══ Data for processing ══

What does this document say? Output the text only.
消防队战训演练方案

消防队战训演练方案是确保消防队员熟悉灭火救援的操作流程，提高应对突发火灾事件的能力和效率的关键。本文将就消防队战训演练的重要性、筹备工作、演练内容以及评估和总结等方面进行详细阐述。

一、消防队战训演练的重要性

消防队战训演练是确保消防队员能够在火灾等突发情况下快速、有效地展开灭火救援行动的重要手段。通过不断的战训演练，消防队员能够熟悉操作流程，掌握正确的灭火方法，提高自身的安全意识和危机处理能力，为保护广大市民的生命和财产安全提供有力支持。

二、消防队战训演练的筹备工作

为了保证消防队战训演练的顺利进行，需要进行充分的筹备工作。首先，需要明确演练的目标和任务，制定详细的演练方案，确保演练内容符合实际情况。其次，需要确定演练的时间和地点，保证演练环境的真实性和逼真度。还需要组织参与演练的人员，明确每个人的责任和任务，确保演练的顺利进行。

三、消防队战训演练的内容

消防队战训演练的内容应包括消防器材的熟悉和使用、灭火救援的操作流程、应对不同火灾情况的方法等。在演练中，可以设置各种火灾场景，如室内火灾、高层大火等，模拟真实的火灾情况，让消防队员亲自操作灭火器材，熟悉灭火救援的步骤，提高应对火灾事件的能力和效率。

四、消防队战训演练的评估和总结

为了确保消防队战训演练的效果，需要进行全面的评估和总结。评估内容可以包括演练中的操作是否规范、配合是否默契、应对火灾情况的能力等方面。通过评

═══

Copy every record exactly as presented.

What does this document say? Output the text only.
消防队战训演练方案

消防队战训演练方案是确保消防队员熟悉灭火救援的操作流程，提高应对突发火灾事件的能力和效率的关键。本文将就消防队战训演练的重要性、筹备工作、演练内容以及评估和总结等方面进行详细阐述。

一、消防队战训演练的重要性

消防队战训演练是确保消防队员能够在火灾等突发情况下快速、有效地展开灭火救援行动的重要手段。通过不断的战训演练，消防队员能够熟悉操作流程，掌握正确的灭火方法，提高自身的安全意识和危机处理能力，为保护广大市民的生命和财产安全提供有力支持。

二、消防队战训演练的筹备工作

为了保证消防队战训演练的顺利进行，需要进行充分的筹备工作。首先，需要明确演练的目标和任务，制定详细的演练方案，确保演练内容符合实际情况。其次，需要确定演练的时间和地点，保证演练环境的真实性和逼真度。还需要组织参与演练的人员，明确每个人的责任和任务，确保演练的顺利进行。

三、消防队战训演练的内容

消防队战训演练的内容应包括消防器材的熟悉和使用、灭火救援的操作流程、应对不同火灾情况的方法等。在演练中，可以设置各种火灾场景，如室内火灾、高层大火等，模拟真实的火灾情况，让消防队员亲自操作灭火器材，熟悉灭火救援的步骤，提高应对火灾事件的能力和效率。

四、消防队战训演练的评估和总结

为了确保消防队战训演练的效果，需要进行全面的评估和总结。评估内容可以包括演练中的操作是否规范、配合是否默契、应对火灾情况的能力等方面。通过评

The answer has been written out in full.